Items from a dataset:

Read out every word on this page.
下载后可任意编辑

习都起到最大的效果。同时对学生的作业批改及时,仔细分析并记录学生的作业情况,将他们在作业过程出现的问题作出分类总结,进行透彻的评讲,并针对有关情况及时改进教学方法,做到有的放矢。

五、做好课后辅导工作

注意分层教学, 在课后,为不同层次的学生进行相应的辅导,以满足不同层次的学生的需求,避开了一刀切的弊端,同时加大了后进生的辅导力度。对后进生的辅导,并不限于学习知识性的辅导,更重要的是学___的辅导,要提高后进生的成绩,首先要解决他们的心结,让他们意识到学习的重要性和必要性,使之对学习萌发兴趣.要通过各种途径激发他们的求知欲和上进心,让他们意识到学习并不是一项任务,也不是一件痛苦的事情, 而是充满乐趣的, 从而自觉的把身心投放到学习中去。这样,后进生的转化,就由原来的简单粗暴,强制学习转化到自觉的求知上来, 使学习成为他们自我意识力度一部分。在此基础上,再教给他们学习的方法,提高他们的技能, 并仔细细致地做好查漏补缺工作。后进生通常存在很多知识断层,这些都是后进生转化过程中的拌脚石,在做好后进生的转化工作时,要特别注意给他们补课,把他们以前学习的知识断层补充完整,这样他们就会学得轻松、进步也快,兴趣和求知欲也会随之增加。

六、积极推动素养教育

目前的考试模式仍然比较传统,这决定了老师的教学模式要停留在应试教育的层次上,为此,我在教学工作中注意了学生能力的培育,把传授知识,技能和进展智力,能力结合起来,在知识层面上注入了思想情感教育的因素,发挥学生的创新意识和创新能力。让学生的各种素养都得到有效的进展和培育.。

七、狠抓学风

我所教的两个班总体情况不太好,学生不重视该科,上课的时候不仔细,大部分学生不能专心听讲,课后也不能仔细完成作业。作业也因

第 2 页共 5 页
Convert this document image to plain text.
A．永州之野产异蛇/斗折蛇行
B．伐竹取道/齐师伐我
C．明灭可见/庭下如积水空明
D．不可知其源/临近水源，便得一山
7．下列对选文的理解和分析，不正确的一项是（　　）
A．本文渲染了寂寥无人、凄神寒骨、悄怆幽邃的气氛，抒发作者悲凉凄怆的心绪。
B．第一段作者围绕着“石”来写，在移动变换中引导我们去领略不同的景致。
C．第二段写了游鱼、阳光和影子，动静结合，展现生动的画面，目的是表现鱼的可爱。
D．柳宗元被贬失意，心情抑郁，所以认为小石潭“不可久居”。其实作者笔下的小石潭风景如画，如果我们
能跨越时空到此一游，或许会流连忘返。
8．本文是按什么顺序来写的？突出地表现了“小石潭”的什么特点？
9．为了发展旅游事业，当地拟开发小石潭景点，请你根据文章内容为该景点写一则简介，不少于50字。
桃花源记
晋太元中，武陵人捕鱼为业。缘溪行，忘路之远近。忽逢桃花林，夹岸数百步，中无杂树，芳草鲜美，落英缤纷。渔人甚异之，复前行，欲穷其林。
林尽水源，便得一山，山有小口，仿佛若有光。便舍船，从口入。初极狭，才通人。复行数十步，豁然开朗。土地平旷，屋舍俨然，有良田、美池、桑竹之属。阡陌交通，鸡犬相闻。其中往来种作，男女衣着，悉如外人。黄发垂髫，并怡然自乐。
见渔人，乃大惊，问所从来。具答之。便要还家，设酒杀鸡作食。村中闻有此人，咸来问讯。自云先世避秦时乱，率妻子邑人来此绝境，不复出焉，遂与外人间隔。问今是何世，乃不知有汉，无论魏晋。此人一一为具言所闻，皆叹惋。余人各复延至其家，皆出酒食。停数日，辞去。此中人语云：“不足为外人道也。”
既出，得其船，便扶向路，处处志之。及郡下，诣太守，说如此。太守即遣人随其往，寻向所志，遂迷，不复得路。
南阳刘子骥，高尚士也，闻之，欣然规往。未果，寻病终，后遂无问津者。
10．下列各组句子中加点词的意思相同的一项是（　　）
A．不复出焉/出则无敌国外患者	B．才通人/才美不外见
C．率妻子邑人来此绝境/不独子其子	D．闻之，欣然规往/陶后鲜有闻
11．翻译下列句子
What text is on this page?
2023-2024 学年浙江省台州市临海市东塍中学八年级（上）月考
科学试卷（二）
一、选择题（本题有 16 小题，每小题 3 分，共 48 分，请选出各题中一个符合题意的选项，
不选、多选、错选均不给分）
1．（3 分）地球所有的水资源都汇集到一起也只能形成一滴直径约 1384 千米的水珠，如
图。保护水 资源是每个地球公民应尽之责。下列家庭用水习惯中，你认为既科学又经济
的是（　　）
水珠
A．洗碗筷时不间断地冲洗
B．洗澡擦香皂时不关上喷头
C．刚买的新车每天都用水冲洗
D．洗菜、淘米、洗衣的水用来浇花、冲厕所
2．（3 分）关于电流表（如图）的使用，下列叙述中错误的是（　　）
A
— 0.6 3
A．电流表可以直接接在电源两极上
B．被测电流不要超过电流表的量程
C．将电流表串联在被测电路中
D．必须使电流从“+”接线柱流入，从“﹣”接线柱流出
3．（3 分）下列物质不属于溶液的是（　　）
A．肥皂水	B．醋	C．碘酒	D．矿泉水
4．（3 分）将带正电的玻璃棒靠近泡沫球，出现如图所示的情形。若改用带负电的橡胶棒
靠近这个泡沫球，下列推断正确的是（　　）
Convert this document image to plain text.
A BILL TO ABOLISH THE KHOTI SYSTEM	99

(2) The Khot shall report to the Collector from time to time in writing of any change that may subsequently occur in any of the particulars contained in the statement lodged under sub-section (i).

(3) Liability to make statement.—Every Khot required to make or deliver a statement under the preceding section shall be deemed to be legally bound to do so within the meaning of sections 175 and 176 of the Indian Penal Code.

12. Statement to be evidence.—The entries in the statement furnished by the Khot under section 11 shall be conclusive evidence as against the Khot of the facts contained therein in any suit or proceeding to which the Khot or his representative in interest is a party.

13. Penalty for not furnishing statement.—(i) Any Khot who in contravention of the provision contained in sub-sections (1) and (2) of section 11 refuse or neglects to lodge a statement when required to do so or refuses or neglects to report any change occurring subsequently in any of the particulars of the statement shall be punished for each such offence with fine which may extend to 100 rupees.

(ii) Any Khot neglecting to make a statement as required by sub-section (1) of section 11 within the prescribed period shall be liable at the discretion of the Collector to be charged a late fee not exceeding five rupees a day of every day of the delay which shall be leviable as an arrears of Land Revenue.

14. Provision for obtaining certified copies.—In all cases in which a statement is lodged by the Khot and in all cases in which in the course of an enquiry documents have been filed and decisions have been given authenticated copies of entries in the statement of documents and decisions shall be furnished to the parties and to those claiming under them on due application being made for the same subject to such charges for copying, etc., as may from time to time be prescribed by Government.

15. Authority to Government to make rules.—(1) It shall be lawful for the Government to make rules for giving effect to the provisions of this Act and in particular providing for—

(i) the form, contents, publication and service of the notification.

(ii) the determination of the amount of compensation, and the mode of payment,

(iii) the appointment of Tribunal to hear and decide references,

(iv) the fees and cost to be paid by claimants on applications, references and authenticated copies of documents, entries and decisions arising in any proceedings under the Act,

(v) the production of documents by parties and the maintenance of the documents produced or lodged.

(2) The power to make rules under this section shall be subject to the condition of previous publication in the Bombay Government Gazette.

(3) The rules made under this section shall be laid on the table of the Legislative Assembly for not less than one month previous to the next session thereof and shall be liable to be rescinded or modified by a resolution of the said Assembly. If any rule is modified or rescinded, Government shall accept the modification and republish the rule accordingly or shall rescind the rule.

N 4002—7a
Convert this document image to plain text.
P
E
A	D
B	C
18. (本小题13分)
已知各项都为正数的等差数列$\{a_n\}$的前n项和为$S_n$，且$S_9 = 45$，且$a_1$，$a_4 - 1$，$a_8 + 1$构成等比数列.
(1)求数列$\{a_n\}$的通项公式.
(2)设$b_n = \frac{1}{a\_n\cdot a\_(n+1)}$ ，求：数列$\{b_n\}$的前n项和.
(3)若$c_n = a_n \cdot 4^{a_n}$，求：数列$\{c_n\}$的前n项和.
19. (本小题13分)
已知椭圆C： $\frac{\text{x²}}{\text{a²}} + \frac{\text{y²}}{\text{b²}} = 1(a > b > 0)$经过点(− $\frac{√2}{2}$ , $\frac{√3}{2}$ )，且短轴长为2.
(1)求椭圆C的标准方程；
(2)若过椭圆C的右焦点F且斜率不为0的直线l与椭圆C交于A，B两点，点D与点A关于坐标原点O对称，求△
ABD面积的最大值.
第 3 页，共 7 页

- Exercise instructions -
Check each line of the records above for "entries", and copy those that have it.

- Solution to this exercise -
12. Statement to be evidence.—The entries in the statement furnished by the Khot under section 11 shall be conclusive evidence as against the Khot of the facts contained therein in any suit or proceeding to which the Khot or his representative in interest is a party.
14. Provision for obtaining certified copies.—In all cases in which a statement is lodged by the Khot and in all cases in which in the course of an enquiry documents have been filed and decisions have been given authenticated copies of entries in the statement of documents and decisions shall be furnished to the parties and to those claiming under them on due application being made for the same subject to such charges for copying, etc., as may from time to time be prescribed by Government.
(iv) the fees and cost to be paid by claimants on applications, references and authenticated copies of documents, entries and decisions arising in any proceedings under the Act,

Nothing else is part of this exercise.